====== Data supplied
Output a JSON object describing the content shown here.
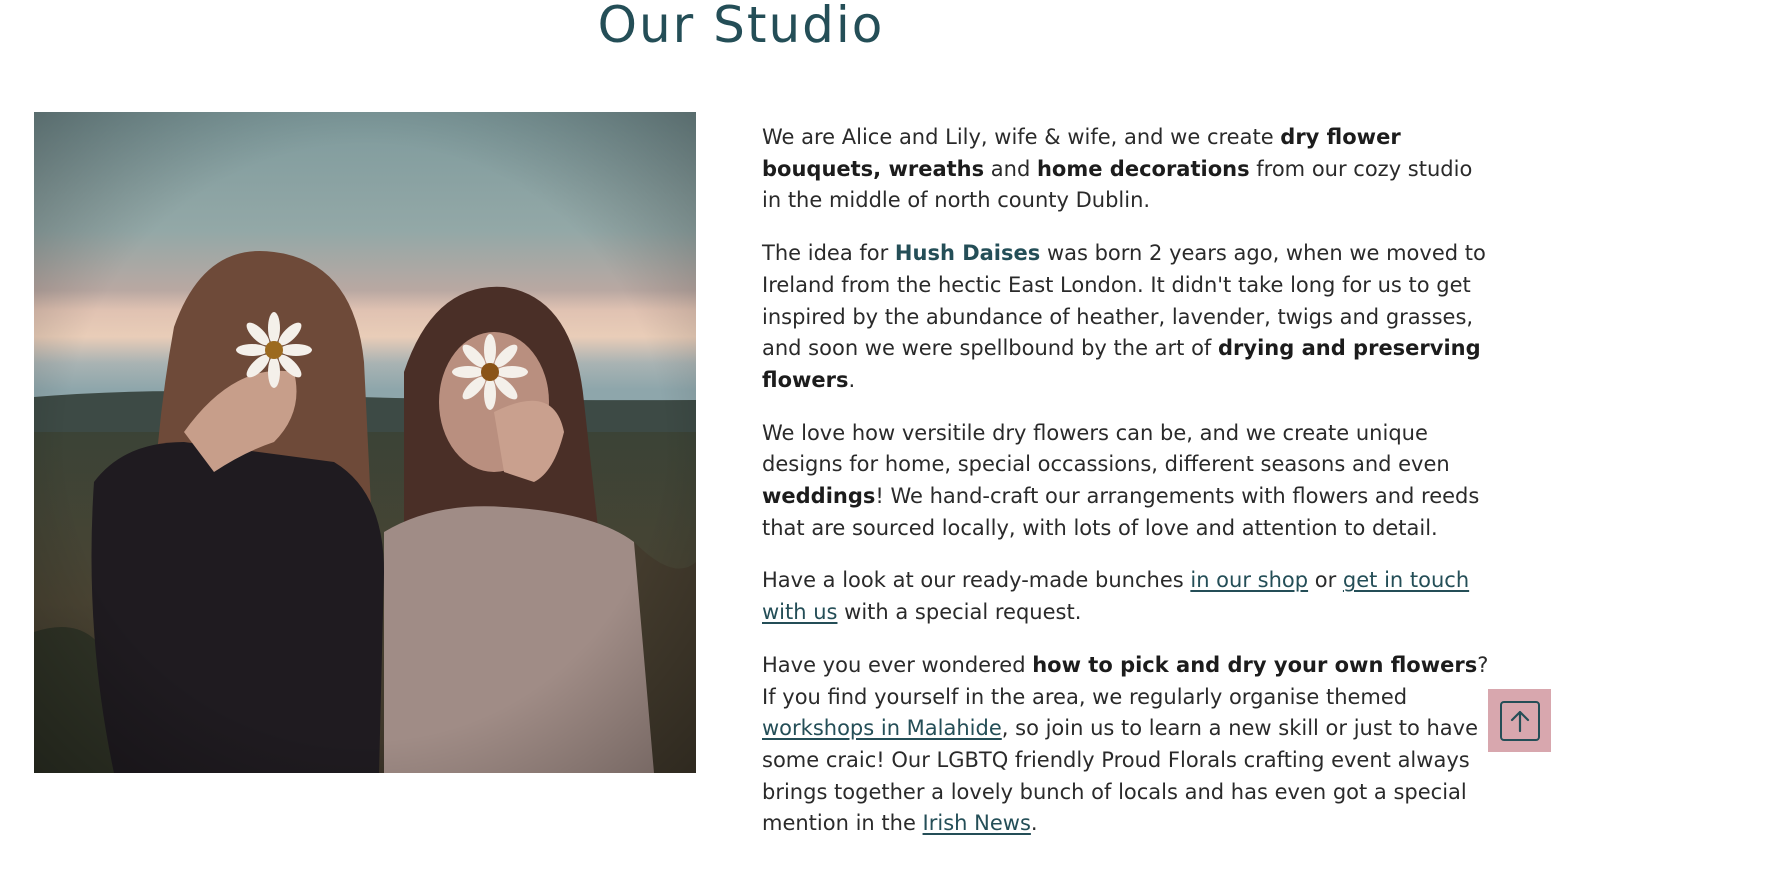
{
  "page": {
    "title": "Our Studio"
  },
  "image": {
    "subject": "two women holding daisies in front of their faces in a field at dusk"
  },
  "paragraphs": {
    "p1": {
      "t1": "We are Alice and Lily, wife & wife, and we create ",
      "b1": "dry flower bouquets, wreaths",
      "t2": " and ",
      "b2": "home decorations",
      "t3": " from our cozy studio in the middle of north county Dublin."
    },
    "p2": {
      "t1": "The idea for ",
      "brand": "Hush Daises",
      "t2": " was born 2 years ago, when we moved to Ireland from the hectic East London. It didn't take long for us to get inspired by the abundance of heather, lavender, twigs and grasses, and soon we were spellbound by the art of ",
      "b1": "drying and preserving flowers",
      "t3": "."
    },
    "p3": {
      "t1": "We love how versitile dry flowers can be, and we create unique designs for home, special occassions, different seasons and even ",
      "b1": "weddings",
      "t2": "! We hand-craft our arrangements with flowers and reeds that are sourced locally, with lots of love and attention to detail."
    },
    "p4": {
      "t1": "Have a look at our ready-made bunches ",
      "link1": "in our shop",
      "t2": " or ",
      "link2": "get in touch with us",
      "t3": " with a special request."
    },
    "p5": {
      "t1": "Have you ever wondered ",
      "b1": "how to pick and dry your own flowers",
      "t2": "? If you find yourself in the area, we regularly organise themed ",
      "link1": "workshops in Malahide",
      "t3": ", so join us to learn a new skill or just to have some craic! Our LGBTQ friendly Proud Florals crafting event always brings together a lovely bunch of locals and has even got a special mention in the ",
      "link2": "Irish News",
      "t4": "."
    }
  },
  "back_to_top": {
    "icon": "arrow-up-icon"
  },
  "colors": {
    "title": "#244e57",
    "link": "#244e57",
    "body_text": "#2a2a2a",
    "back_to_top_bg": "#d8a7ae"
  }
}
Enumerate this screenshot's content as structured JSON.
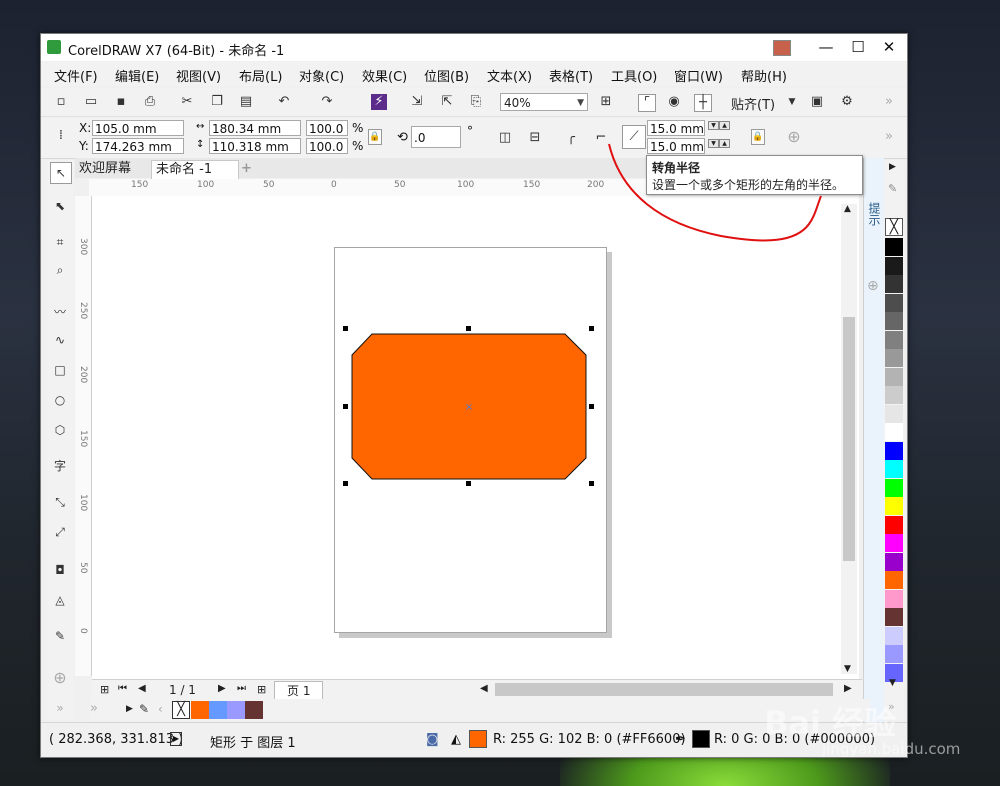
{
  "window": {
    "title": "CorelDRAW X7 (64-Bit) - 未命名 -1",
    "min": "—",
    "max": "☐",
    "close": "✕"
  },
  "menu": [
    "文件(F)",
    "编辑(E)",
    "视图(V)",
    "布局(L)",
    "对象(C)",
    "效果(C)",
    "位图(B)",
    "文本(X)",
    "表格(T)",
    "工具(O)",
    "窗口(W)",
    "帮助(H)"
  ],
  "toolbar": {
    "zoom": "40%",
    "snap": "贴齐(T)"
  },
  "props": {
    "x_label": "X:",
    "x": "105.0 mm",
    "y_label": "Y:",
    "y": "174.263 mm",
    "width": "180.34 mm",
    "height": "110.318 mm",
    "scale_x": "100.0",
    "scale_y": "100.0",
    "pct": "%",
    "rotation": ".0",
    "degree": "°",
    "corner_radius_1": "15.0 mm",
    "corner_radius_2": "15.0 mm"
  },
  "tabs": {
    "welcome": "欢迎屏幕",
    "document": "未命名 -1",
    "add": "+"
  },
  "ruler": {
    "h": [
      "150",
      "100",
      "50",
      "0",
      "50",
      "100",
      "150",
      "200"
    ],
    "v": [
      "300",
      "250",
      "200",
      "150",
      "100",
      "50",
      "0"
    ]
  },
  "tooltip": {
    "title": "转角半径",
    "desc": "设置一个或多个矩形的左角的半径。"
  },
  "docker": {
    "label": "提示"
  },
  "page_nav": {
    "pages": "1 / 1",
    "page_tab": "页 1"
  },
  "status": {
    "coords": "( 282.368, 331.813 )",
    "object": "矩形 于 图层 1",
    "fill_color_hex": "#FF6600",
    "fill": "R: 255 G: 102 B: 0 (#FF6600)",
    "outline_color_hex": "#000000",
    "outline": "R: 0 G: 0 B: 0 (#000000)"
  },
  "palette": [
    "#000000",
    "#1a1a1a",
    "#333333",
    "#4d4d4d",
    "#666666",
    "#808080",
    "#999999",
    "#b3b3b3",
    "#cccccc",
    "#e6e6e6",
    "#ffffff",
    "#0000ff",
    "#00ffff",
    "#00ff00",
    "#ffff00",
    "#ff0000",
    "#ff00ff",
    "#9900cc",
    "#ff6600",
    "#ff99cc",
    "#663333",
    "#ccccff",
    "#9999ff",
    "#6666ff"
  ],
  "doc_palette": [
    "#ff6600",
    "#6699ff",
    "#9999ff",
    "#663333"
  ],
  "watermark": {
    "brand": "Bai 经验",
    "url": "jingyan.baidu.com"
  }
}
============
Exercise aim:
Each line of the data is to be duplicated exactly; pictures stay out of the copy.

Answer to this problem:
Output a JSON object describing the content shown here.
{
  "page": {
    "title": "Our Studio"
  },
  "image": {
    "subject": "two women holding daisies in front of their faces in a field at dusk"
  },
  "paragraphs": {
    "p1": {
      "t1": "We are Alice and Lily, wife & wife, and we create ",
      "b1": "dry flower bouquets, wreaths",
      "t2": " and ",
      "b2": "home decorations",
      "t3": " from our cozy studio in the middle of north county Dublin."
    },
    "p2": {
      "t1": "The idea for ",
      "brand": "Hush Daises",
      "t2": " was born 2 years ago, when we moved to Ireland from the hectic East London. It didn't take long for us to get inspired by the abundance of heather, lavender, twigs and grasses, and soon we were spellbound by the art of ",
      "b1": "drying and preserving flowers",
      "t3": "."
    },
    "p3": {
      "t1": "We love how versitile dry flowers can be, and we create unique designs for home, special occassions, different seasons and even ",
      "b1": "weddings",
      "t2": "! We hand-craft our arrangements with flowers and reeds that are sourced locally, with lots of love and attention to detail."
    },
    "p4": {
      "t1": "Have a look at our ready-made bunches ",
      "link1": "in our shop",
      "t2": " or ",
      "link2": "get in touch with us",
      "t3": " with a special request."
    },
    "p5": {
      "t1": "Have you ever wondered ",
      "b1": "how to pick and dry your own flowers",
      "t2": "? If you find yourself in the area, we regularly organise themed ",
      "link1": "workshops in Malahide",
      "t3": ", so join us to learn a new skill or just to have some craic! Our LGBTQ friendly Proud Florals crafting event always brings together a lovely bunch of locals and has even got a special mention in the ",
      "link2": "Irish News",
      "t4": "."
    }
  },
  "back_to_top": {
    "icon": "arrow-up-icon"
  },
  "colors": {
    "title": "#244e57",
    "link": "#244e57",
    "body_text": "#2a2a2a",
    "back_to_top_bg": "#d8a7ae"
  }
}
Enumerate this screenshot's content as structured JSON.
{
  "window": {
    "title": "CorelDRAW X7 (64-Bit) - 未命名 -1",
    "min": "—",
    "max": "☐",
    "close": "✕"
  },
  "menu": [
    "文件(F)",
    "编辑(E)",
    "视图(V)",
    "布局(L)",
    "对象(C)",
    "效果(C)",
    "位图(B)",
    "文本(X)",
    "表格(T)",
    "工具(O)",
    "窗口(W)",
    "帮助(H)"
  ],
  "toolbar": {
    "zoom": "40%",
    "snap": "贴齐(T)"
  },
  "props": {
    "x_label": "X:",
    "x": "105.0 mm",
    "y_label": "Y:",
    "y": "174.263 mm",
    "width": "180.34 mm",
    "height": "110.318 mm",
    "scale_x": "100.0",
    "scale_y": "100.0",
    "pct": "%",
    "rotation": ".0",
    "degree": "°",
    "corner_radius_1": "15.0 mm",
    "corner_radius_2": "15.0 mm"
  },
  "tabs": {
    "welcome": "欢迎屏幕",
    "document": "未命名 -1",
    "add": "+"
  },
  "ruler": {
    "h": [
      "150",
      "100",
      "50",
      "0",
      "50",
      "100",
      "150",
      "200"
    ],
    "v": [
      "300",
      "250",
      "200",
      "150",
      "100",
      "50",
      "0"
    ]
  },
  "tooltip": {
    "title": "转角半径",
    "desc": "设置一个或多个矩形的左角的半径。"
  },
  "docker": {
    "label": "提示"
  },
  "page_nav": {
    "pages": "1 / 1",
    "page_tab": "页 1"
  },
  "status": {
    "coords": "( 282.368, 331.813 )",
    "object": "矩形 于 图层 1",
    "fill_color_hex": "#FF6600",
    "fill": "R: 255 G: 102 B: 0 (#FF6600)",
    "outline_color_hex": "#000000",
    "outline": "R: 0 G: 0 B: 0 (#000000)"
  },
  "palette": [
    "#000000",
    "#1a1a1a",
    "#333333",
    "#4d4d4d",
    "#666666",
    "#808080",
    "#999999",
    "#b3b3b3",
    "#cccccc",
    "#e6e6e6",
    "#ffffff",
    "#0000ff",
    "#00ffff",
    "#00ff00",
    "#ffff00",
    "#ff0000",
    "#ff00ff",
    "#9900cc",
    "#ff6600",
    "#ff99cc",
    "#663333",
    "#ccccff",
    "#9999ff",
    "#6666ff"
  ],
  "doc_palette": [
    "#ff6600",
    "#6699ff",
    "#9999ff",
    "#663333"
  ],
  "watermark": {
    "brand": "Bai 经验",
    "url": "jingyan.baidu.com"
  }
}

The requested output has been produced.